(Dataset items)
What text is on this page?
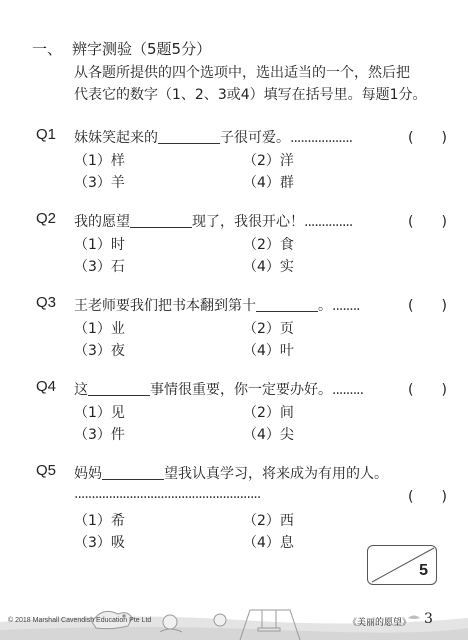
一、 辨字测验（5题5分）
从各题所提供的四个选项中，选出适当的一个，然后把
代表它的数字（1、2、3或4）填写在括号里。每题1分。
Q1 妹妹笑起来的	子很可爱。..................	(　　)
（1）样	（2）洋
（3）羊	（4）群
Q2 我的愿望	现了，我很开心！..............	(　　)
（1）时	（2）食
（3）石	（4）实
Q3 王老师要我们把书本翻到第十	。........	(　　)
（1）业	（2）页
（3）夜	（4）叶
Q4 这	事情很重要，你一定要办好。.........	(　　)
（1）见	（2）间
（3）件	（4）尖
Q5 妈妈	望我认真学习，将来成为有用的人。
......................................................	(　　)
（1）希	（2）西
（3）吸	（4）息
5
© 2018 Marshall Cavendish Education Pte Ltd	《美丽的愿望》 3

==

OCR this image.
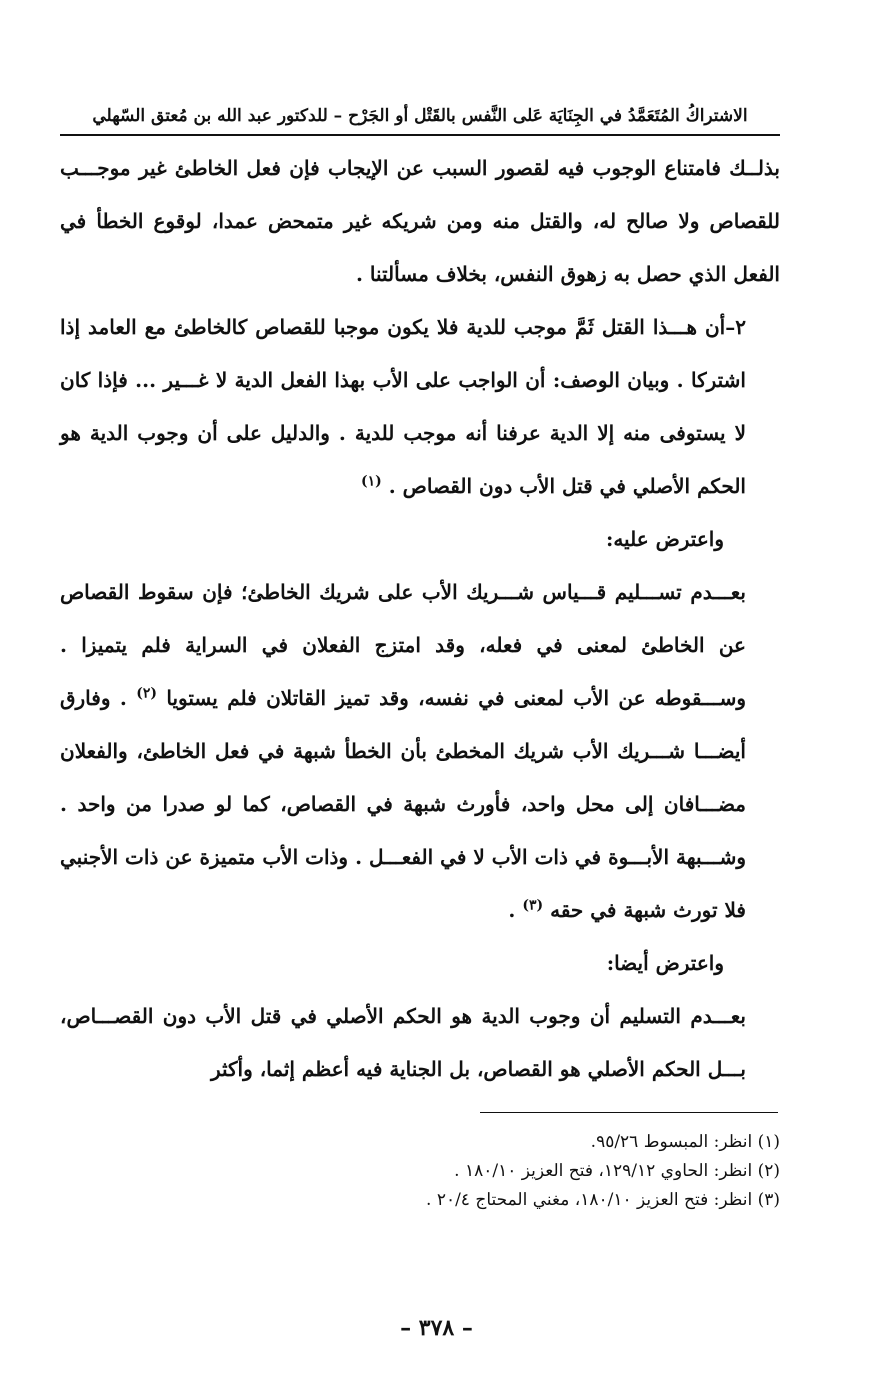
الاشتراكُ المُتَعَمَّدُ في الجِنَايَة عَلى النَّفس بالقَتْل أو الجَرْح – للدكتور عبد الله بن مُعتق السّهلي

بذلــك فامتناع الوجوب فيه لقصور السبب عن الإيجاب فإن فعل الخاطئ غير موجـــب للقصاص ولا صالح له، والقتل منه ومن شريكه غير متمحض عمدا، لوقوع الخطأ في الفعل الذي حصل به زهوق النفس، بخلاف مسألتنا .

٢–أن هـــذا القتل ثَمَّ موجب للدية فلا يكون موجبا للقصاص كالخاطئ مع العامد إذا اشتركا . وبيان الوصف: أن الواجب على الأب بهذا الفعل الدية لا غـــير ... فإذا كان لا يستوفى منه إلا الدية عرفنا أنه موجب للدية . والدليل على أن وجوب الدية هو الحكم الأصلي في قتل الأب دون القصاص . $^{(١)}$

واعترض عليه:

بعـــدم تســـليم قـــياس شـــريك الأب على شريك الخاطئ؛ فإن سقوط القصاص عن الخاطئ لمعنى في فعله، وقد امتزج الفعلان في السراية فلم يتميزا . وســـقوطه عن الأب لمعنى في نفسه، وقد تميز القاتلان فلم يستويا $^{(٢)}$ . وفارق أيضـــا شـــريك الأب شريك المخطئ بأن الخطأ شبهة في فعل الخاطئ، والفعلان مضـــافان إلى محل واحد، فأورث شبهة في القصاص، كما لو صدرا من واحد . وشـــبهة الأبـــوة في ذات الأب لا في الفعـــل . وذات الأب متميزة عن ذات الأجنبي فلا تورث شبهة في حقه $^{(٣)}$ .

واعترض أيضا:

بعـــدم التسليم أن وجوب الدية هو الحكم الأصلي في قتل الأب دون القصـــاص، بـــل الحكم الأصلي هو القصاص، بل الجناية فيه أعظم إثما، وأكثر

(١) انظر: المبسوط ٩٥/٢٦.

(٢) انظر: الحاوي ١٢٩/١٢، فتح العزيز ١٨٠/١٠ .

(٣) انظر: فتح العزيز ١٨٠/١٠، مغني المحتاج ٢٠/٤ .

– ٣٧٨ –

* **Goal of the exercise**
Filter the records above for "بعـــدم" and copy every matching line.

* **Response below**
بعـــدم تســـليم قـــياس شـــريك الأب على شريك الخاطئ؛ فإن سقوط القصاص عن الخاطئ لمعنى في فعله، وقد امتزج الفعلان في السراية فلم يتميزا . وســـقوطه عن الأب لمعنى في نفسه، وقد تميز القاتلان فلم يستويا $^{(٢)}$ . وفارق أيضـــا شـــريك الأب شريك المخطئ بأن الخطأ شبهة في فعل الخاطئ، والفعلان مضـــافان إلى محل واحد، فأورث شبهة في القصاص، كما لو صدرا من واحد . وشـــبهة الأبـــوة في ذات الأب لا في الفعـــل . وذات الأب متميزة عن ذات الأجنبي فلا تورث شبهة في حقه $^{(٣)}$ .
بعـــدم التسليم أن وجوب الدية هو الحكم الأصلي في قتل الأب دون القصـــاص، بـــل الحكم الأصلي هو القصاص، بل الجناية فيه أعظم إثما، وأكثر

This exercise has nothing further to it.